**Work to complete**
Write out the entries below once more, exactly.

**Exercise data**
++++++++++++++++++++

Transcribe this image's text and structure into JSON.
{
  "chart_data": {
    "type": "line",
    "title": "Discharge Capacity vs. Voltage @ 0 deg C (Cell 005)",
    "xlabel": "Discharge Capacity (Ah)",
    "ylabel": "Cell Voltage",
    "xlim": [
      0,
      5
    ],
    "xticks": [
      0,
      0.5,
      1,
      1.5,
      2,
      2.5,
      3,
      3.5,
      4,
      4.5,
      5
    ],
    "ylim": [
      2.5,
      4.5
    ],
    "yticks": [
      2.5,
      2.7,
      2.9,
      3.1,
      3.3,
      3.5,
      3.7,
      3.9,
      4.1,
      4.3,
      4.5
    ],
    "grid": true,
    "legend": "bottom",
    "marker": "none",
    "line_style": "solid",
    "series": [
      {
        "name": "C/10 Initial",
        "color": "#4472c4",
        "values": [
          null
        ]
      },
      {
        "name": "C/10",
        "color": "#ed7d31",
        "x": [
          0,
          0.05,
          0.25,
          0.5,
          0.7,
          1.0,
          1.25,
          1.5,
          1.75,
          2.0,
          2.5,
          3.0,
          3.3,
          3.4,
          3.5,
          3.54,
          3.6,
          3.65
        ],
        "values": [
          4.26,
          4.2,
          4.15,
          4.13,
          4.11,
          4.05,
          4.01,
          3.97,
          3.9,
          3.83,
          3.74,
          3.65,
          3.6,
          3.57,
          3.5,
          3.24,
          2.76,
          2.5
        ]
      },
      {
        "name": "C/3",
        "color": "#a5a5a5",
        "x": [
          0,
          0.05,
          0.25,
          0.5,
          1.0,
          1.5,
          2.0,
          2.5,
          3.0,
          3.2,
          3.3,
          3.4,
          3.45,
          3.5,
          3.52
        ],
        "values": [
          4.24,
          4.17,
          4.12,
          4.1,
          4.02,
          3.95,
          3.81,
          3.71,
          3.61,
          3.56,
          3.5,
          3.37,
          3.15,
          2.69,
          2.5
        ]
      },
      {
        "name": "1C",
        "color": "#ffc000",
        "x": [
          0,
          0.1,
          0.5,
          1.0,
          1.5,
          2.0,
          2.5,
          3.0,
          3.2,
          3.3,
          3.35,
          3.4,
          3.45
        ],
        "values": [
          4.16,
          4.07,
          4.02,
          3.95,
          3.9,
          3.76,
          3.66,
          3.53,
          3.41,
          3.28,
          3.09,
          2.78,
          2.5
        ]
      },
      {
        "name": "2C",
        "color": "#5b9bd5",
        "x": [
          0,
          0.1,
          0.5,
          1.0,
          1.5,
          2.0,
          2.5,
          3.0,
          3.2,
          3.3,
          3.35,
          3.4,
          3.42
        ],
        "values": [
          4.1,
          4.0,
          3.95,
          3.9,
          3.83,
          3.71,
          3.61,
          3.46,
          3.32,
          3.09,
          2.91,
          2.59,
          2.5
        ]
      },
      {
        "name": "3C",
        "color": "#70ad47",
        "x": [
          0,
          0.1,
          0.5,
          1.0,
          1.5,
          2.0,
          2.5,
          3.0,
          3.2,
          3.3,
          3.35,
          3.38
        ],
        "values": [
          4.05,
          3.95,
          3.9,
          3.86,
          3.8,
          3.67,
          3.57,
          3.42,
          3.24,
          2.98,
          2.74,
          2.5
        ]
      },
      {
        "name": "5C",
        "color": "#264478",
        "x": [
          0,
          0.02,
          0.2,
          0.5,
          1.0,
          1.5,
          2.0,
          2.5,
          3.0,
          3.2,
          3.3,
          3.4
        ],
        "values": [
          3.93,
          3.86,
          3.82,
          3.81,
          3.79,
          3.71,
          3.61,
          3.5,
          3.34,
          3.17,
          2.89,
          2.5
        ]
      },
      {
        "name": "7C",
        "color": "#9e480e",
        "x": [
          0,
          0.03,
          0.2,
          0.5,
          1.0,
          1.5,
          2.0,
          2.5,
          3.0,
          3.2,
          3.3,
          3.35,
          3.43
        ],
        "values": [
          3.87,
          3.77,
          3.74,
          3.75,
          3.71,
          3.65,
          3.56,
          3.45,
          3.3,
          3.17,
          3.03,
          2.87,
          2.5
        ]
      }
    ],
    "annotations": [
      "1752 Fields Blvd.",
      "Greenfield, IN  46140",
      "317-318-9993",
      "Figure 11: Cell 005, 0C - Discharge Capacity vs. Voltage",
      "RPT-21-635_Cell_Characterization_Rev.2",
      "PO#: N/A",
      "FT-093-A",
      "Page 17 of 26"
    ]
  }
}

++++++++++++++++++++

**Exercise response**
Transcribe this image's text and structure into JSON.
{
  "chart_data": {
    "type": "line",
    "title": "Discharge Capacity vs. Voltage @ 0 deg C (Cell 005)",
    "xlabel": "Discharge Capacity (Ah)",
    "ylabel": "Cell Voltage",
    "xlim": [
      0,
      5
    ],
    "xticks": [
      0,
      0.5,
      1,
      1.5,
      2,
      2.5,
      3,
      3.5,
      4,
      4.5,
      5
    ],
    "ylim": [
      2.5,
      4.5
    ],
    "yticks": [
      2.5,
      2.7,
      2.9,
      3.1,
      3.3,
      3.5,
      3.7,
      3.9,
      4.1,
      4.3,
      4.5
    ],
    "grid": true,
    "legend": "bottom",
    "marker": "none",
    "line_style": "solid",
    "series": [
      {
        "name": "C/10 Initial",
        "color": "#4472c4",
        "values": [
          null
        ]
      },
      {
        "name": "C/10",
        "color": "#ed7d31",
        "x": [
          0,
          0.05,
          0.25,
          0.5,
          0.7,
          1.0,
          1.25,
          1.5,
          1.75,
          2.0,
          2.5,
          3.0,
          3.3,
          3.4,
          3.5,
          3.54,
          3.6,
          3.65
        ],
        "values": [
          4.26,
          4.2,
          4.15,
          4.13,
          4.11,
          4.05,
          4.01,
          3.97,
          3.9,
          3.83,
          3.74,
          3.65,
          3.6,
          3.57,
          3.5,
          3.24,
          2.76,
          2.5
        ]
      },
      {
        "name": "C/3",
        "color": "#a5a5a5",
        "x": [
          0,
          0.05,
          0.25,
          0.5,
          1.0,
          1.5,
          2.0,
          2.5,
          3.0,
          3.2,
          3.3,
          3.4,
          3.45,
          3.5,
          3.52
        ],
        "values": [
          4.24,
          4.17,
          4.12,
          4.1,
          4.02,
          3.95,
          3.81,
          3.71,
          3.61,
          3.56,
          3.5,
          3.37,
          3.15,
          2.69,
          2.5
        ]
      },
      {
        "name": "1C",
        "color": "#ffc000",
        "x": [
          0,
          0.1,
          0.5,
          1.0,
          1.5,
          2.0,
          2.5,
          3.0,
          3.2,
          3.3,
          3.35,
          3.4,
          3.45
        ],
        "values": [
          4.16,
          4.07,
          4.02,
          3.95,
          3.9,
          3.76,
          3.66,
          3.53,
          3.41,
          3.28,
          3.09,
          2.78,
          2.5
        ]
      },
      {
        "name": "2C",
        "color": "#5b9bd5",
        "x": [
          0,
          0.1,
          0.5,
          1.0,
          1.5,
          2.0,
          2.5,
          3.0,
          3.2,
          3.3,
          3.35,
          3.4,
          3.42
        ],
        "values": [
          4.1,
          4.0,
          3.95,
          3.9,
          3.83,
          3.71,
          3.61,
          3.46,
          3.32,
          3.09,
          2.91,
          2.59,
          2.5
        ]
      },
      {
        "name": "3C",
        "color": "#70ad47",
        "x": [
          0,
          0.1,
          0.5,
          1.0,
          1.5,
          2.0,
          2.5,
          3.0,
          3.2,
          3.3,
          3.35,
          3.38
        ],
        "values": [
          4.05,
          3.95,
          3.9,
          3.86,
          3.8,
          3.67,
          3.57,
          3.42,
          3.24,
          2.98,
          2.74,
          2.5
        ]
      },
      {
        "name": "5C",
        "color": "#264478",
        "x": [
          0,
          0.02,
          0.2,
          0.5,
          1.0,
          1.5,
          2.0,
          2.5,
          3.0,
          3.2,
          3.3,
          3.4
        ],
        "values": [
          3.93,
          3.86,
          3.82,
          3.81,
          3.79,
          3.71,
          3.61,
          3.5,
          3.34,
          3.17,
          2.89,
          2.5
        ]
      },
      {
        "name": "7C",
        "color": "#9e480e",
        "x": [
          0,
          0.03,
          0.2,
          0.5,
          1.0,
          1.5,
          2.0,
          2.5,
          3.0,
          3.2,
          3.3,
          3.35,
          3.43
        ],
        "values": [
          3.87,
          3.77,
          3.74,
          3.75,
          3.71,
          3.65,
          3.56,
          3.45,
          3.3,
          3.17,
          3.03,
          2.87,
          2.5
        ]
      }
    ],
    "annotations": [
      "1752 Fields Blvd.",
      "Greenfield, IN  46140",
      "317-318-9993",
      "Figure 11: Cell 005, 0C - Discharge Capacity vs. Voltage",
      "RPT-21-635_Cell_Characterization_Rev.2",
      "PO#: N/A",
      "FT-093-A",
      "Page 17 of 26"
    ]
  }
}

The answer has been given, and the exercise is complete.